ABOUT THIS EXERCISE:
Say how many lines of the data contain "series", and nothing more.

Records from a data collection
........

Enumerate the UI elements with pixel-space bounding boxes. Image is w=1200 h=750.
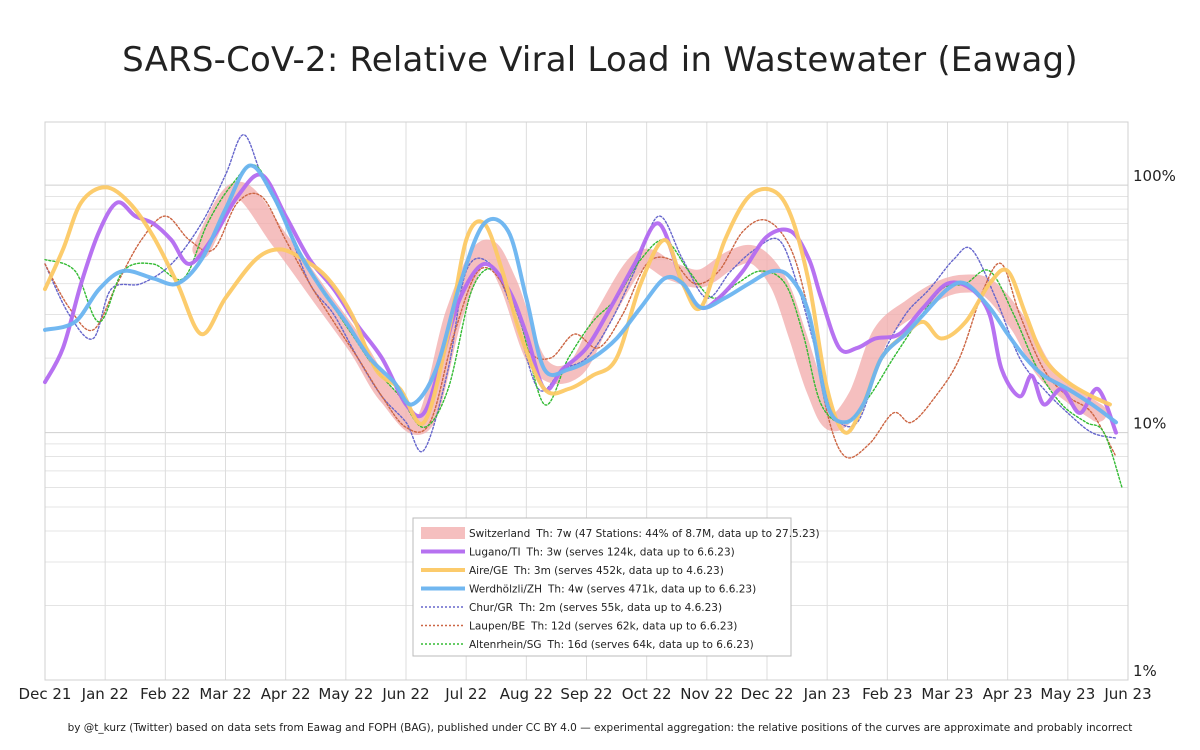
- x-tick-label: Sep 22: [560, 685, 612, 703]
- chart-title: SARS-CoV-2: Relative Viral Load in Waste…: [122, 40, 1078, 80]
- legend-detail: Th: 3w (serves 124k, data up to 6.6.23): [526, 547, 735, 559]
- legend-box: [412, 517, 792, 657]
- legend-label: Chur/GR: [469, 602, 513, 614]
- legend-label: Altenrhein/SG: [469, 639, 542, 651]
- x-tick-label: Feb 22: [140, 685, 190, 703]
- legend-label: Werdhölzli/ZH: [469, 584, 542, 596]
- legend-label: Laupen/BE: [469, 621, 525, 633]
- x-tick-label: Jan 23: [803, 685, 851, 703]
- x-tick-label: Mar 22: [199, 685, 251, 703]
- legend: Switzerland Th: 7w (47 Stations: 44% of 8…: [412, 517, 820, 657]
- series-line-laupen-be: [44, 192, 1117, 459]
- x-tick-label: Oct 22: [622, 685, 672, 703]
- x-tick-label: Jul 22: [444, 685, 487, 703]
- legend-label: Lugano/TI: [469, 547, 521, 559]
- legend-detail: Th: 4w (serves 471k, data up to 6.6.23): [547, 584, 756, 596]
- series-line-werdh-lzli-zh: [43, 163, 1118, 425]
- series-layer: [43, 134, 1123, 489]
- x-tick-label: Jun 22: [381, 685, 429, 703]
- legend-detail: Th: 16d (serves 64k, data up to 6.6.23): [547, 639, 754, 651]
- x-tick-label: Aug 22: [500, 685, 553, 703]
- x-tick-label: Feb 23: [862, 685, 912, 703]
- x-axis: Dec 21 Jan 22 Feb 22 Mar 22 Apr 22 May 22 Jun …: [19, 685, 1152, 703]
- x-tick-label: Jun 23: [1103, 685, 1151, 703]
- legend-detail: Th: 12d (serves 62k, data up to 6.6.23): [530, 621, 737, 633]
- x-tick-label: Dec 22: [741, 685, 794, 703]
- legend-detail: Th: 7w (47 Stations: 44% of 8.7M, data u…: [535, 528, 819, 540]
- x-tick-label: May 23: [1040, 685, 1095, 703]
- x-tick-label: Jan 22: [81, 685, 129, 703]
- y-tick-label: 100%: [1133, 167, 1176, 185]
- legend-label: Switzerland: [469, 528, 530, 540]
- footer-credit: by @t_kurz (Twitter) based on data sets …: [67, 722, 1133, 734]
- x-tick-label: Apr 23: [983, 685, 1033, 703]
- x-tick-label: Dec 21: [19, 685, 72, 703]
- legend-detail: Th: 2m (serves 55k, data up to 4.6.23): [518, 602, 722, 614]
- x-tick-label: Nov 22: [680, 685, 733, 703]
- series-line-aire-ge: [43, 185, 1112, 435]
- plot-frame: [44, 121, 1129, 681]
- legend-detail: Th: 3m (serves 452k, data up to 4.6.23): [513, 565, 724, 577]
- series-line-lugano-ti: [43, 172, 1118, 435]
- x-tick-label: Apr 22: [261, 685, 311, 703]
- series-line-chur-gr: [44, 134, 1117, 453]
- legend-label: Aire/GE: [469, 565, 508, 577]
- y-axis: 100% 10% 1%: [1133, 167, 1176, 680]
- x-tick-label: May 22: [318, 685, 373, 703]
- x-tick-label: Mar 23: [921, 685, 973, 703]
- y-tick-label: 1%: [1133, 662, 1157, 680]
- y-tick-label: 10%: [1133, 415, 1166, 433]
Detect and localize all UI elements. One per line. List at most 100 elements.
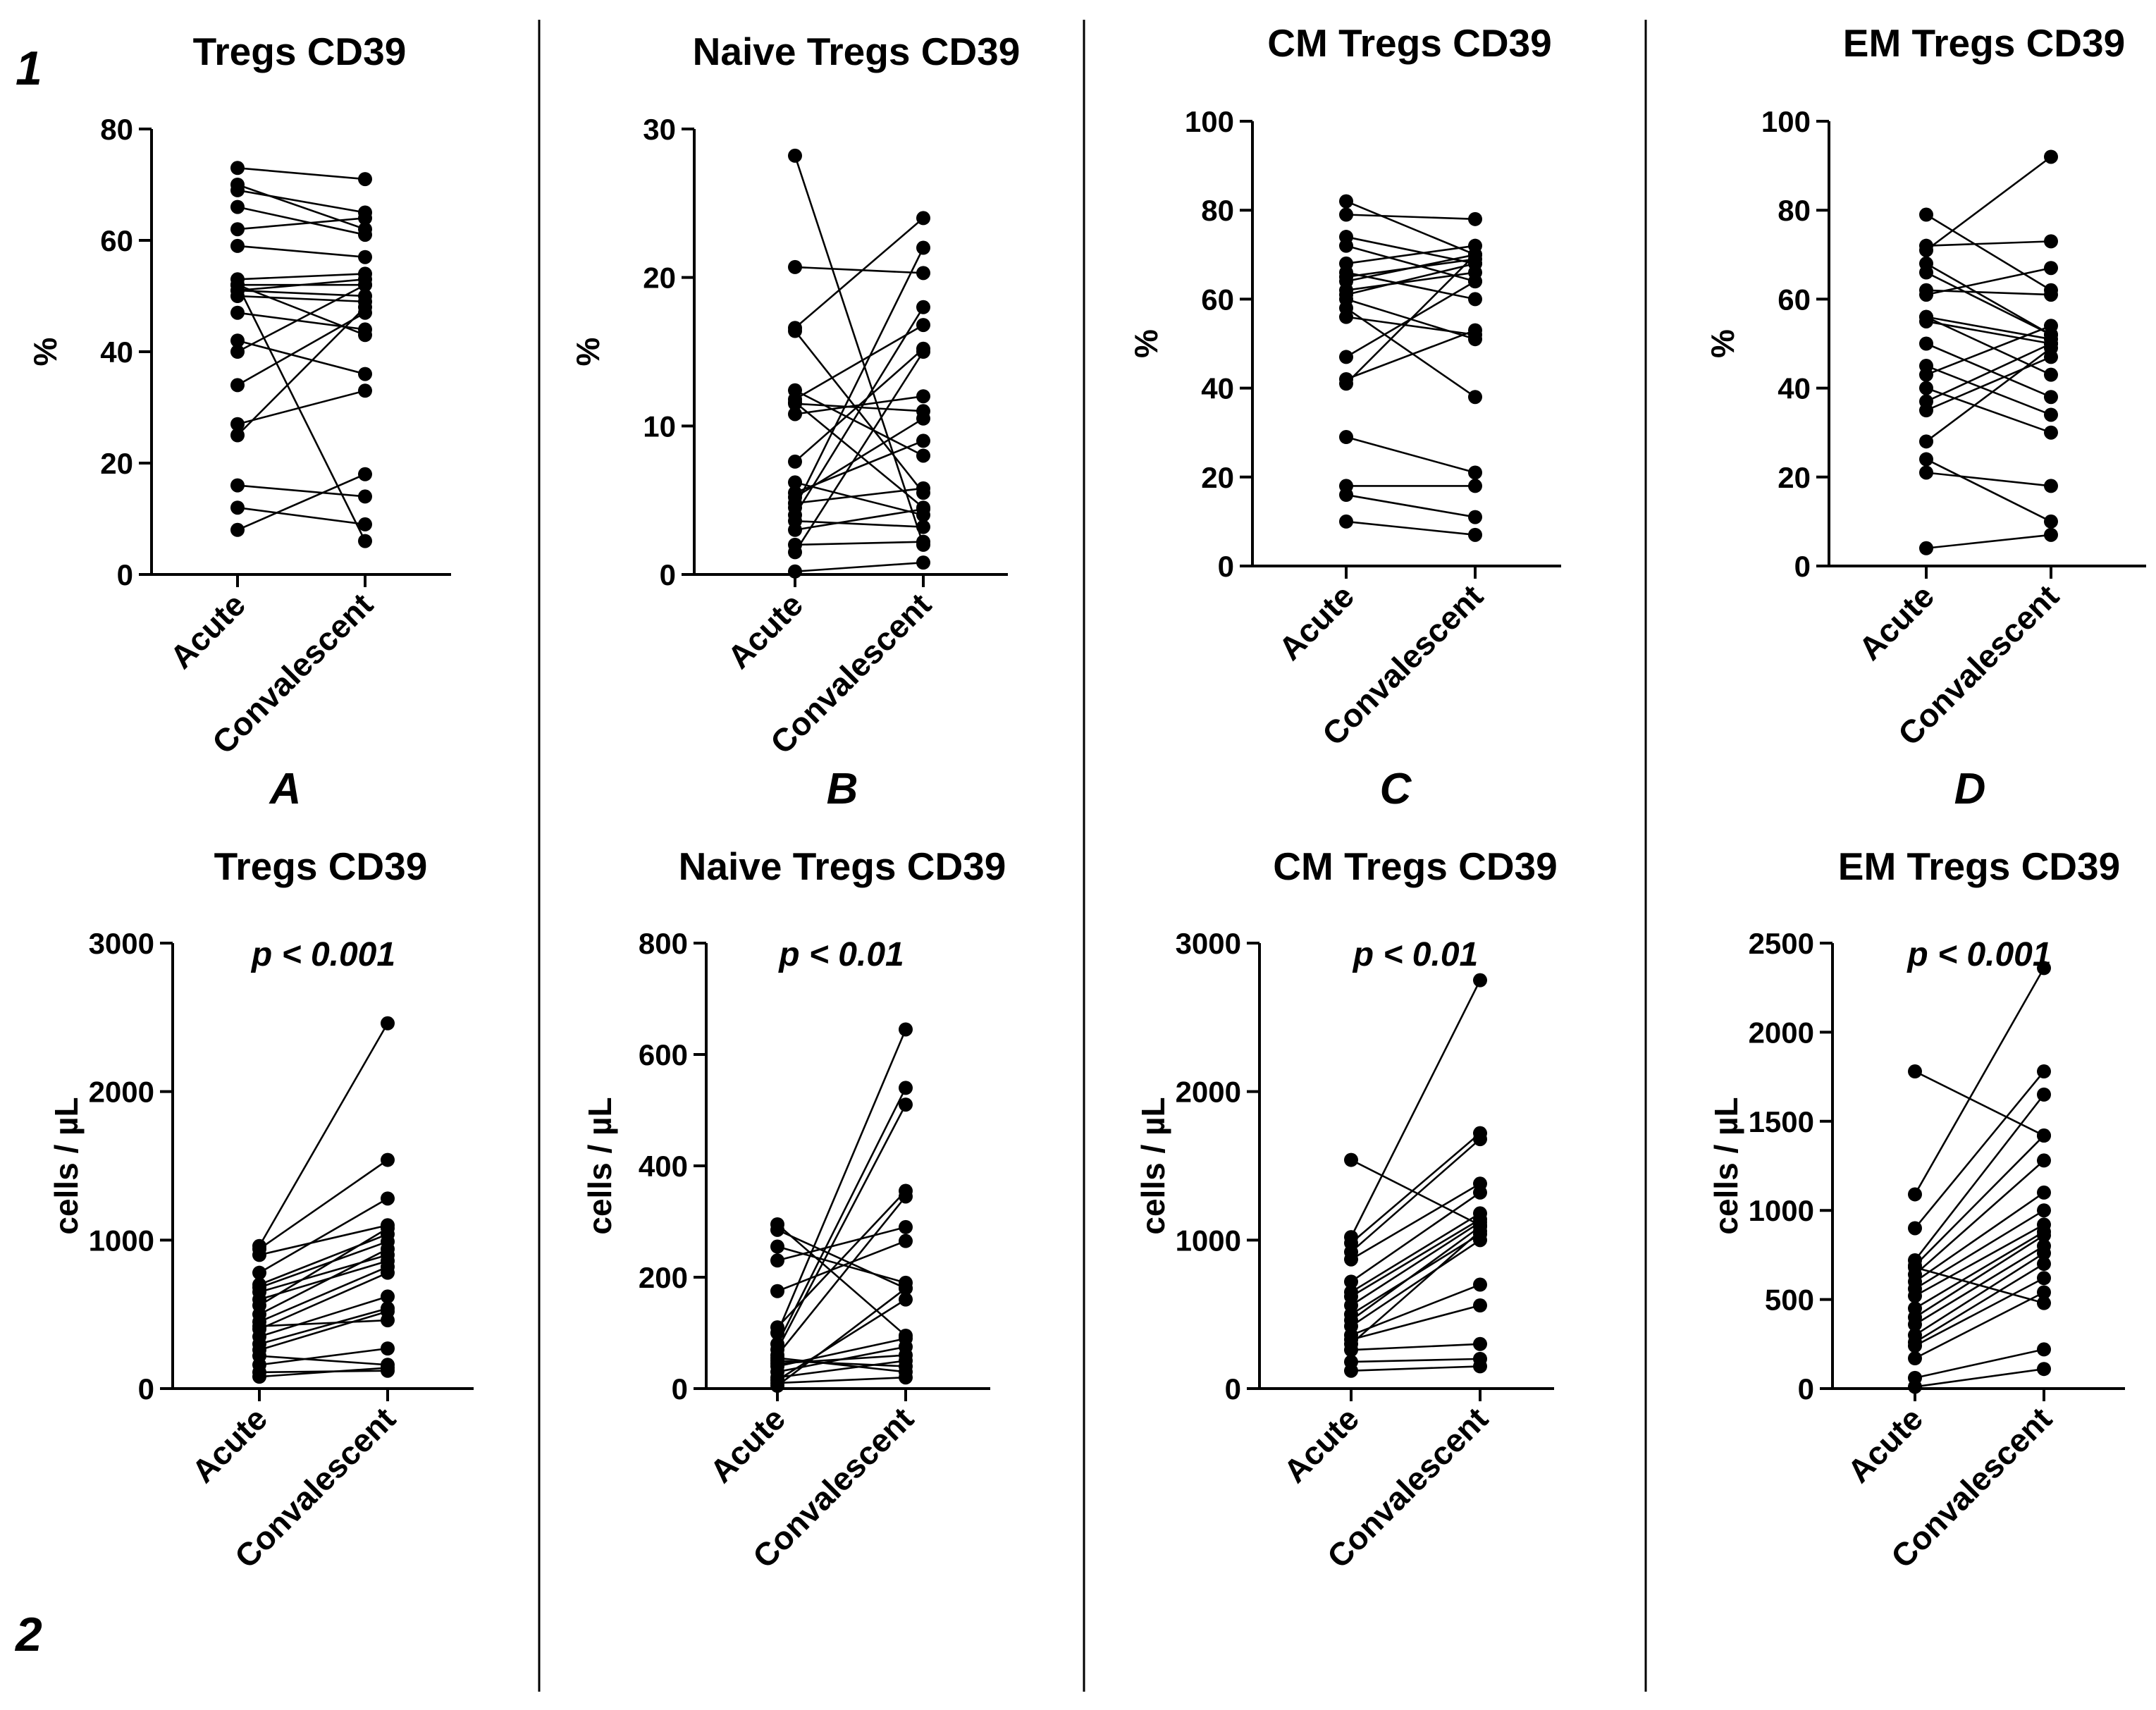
acute-point [230,500,245,515]
y-tick-label: 80 [1201,194,1234,227]
acute-point [1908,1187,1922,1202]
p-value-label: p < 0.01 [1352,936,1478,973]
convalescent-point [2044,527,2058,542]
paired-line [1914,1094,2045,1261]
paired-line [776,1028,907,1334]
paired-line [1914,1252,2045,1336]
paired-line [1345,436,1476,474]
paired-line [1350,1159,1481,1226]
paired-line [1914,1160,2045,1276]
convalescent-point [899,1022,913,1037]
paired-line [776,1104,907,1351]
y-axis-label: cells / µL [1135,1097,1171,1234]
acute-point [1919,309,1933,324]
y-axis-label: % [1128,329,1164,358]
paired-line [794,561,924,573]
convalescent-point [1473,1359,1487,1374]
convalescent-point [358,250,372,264]
paired-line [777,1357,906,1373]
paired-line [237,390,366,425]
paired-line [1914,1135,2045,1267]
convalescent-point [899,1365,913,1379]
acute-point [1908,1301,1922,1316]
paired-line [259,1307,388,1346]
paired-line [259,1241,388,1288]
paired-line [1926,320,2052,345]
paired-line [1914,1266,2045,1304]
paired-line [1350,1230,1481,1345]
paired-line [1345,316,1476,336]
panel-letter: B [827,765,858,813]
paired-line [1914,1231,2045,1310]
convalescent-point [2044,367,2058,382]
acute-point [788,259,802,274]
acute-point [1344,1252,1358,1267]
paired-line [237,206,366,236]
convalescent-point [916,411,930,426]
acute-point [1919,367,1933,382]
paired-line [237,473,366,531]
paired-line [259,1233,388,1286]
acute-point [230,333,245,348]
y-tick-label: 500 [1765,1284,1814,1317]
chart-title: Naive Tregs CD39 [693,30,1021,73]
convalescent-point [916,266,930,281]
chart-title: CM Tregs CD39 [1267,21,1551,65]
convalescent-point [358,172,372,187]
y-tick-label: 10 [643,410,676,443]
y-tick-label: 20 [643,262,676,295]
acute-point [230,428,245,443]
convalescent-point [916,300,930,314]
convalescent-point [916,345,930,359]
convalescent-point [358,211,372,226]
convalescent-point [2044,234,2058,249]
acute-point [770,1284,784,1298]
acute-point [1919,256,1933,271]
convalescent-point [358,278,372,293]
paired-line [1350,1218,1481,1298]
convalescent-point [899,1353,913,1368]
y-tick-label: 200 [639,1261,688,1294]
paired-line [259,1266,388,1323]
paired-line [1926,387,2052,433]
acute-point [1919,541,1933,555]
paired-line [777,1287,906,1387]
convalescent-point [916,433,930,448]
paired-line [1350,1183,1481,1260]
acute-point [1919,403,1933,418]
convalescent-point [916,318,930,333]
y-axis-label: cells / µL [48,1097,85,1234]
y-tick-label: 80 [1778,194,1811,227]
paired-line [794,217,924,329]
y-tick-label: 0 [1225,1372,1241,1405]
paired-line [794,347,924,462]
convalescent-point [1473,1277,1487,1292]
paired-line [1350,1239,1481,1327]
paired-line [1350,1191,1481,1283]
acute-point [1919,452,1933,467]
paired-line [794,508,924,531]
paired-line [1926,343,2052,398]
acute-point [770,1239,784,1254]
paired-line [1345,307,1476,398]
acute-point [788,407,802,422]
convalescent-point [2044,479,2058,493]
acute-point [1344,1289,1358,1304]
y-axis-label: cells / µL [1708,1097,1744,1234]
convalescent-point [2044,425,2058,440]
y-tick-label: 2000 [1176,1076,1241,1109]
convalescent-point [899,1097,913,1112]
acute-point [1908,1317,1922,1331]
acute-point [1339,238,1353,253]
paired-line [777,1376,906,1384]
paired-line [1350,1138,1481,1253]
y-axis-label: % [27,338,63,367]
paired-line [794,487,924,505]
convalescent-point [916,519,930,534]
paired-line [237,245,366,258]
y-tick-label: 20 [100,447,133,480]
convalescent-point [2037,1342,2051,1357]
convalescent-point [381,1313,395,1328]
y-tick-label: 800 [639,927,688,960]
convalescent-point [1468,247,1482,262]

........

TASK SOLUTION:
6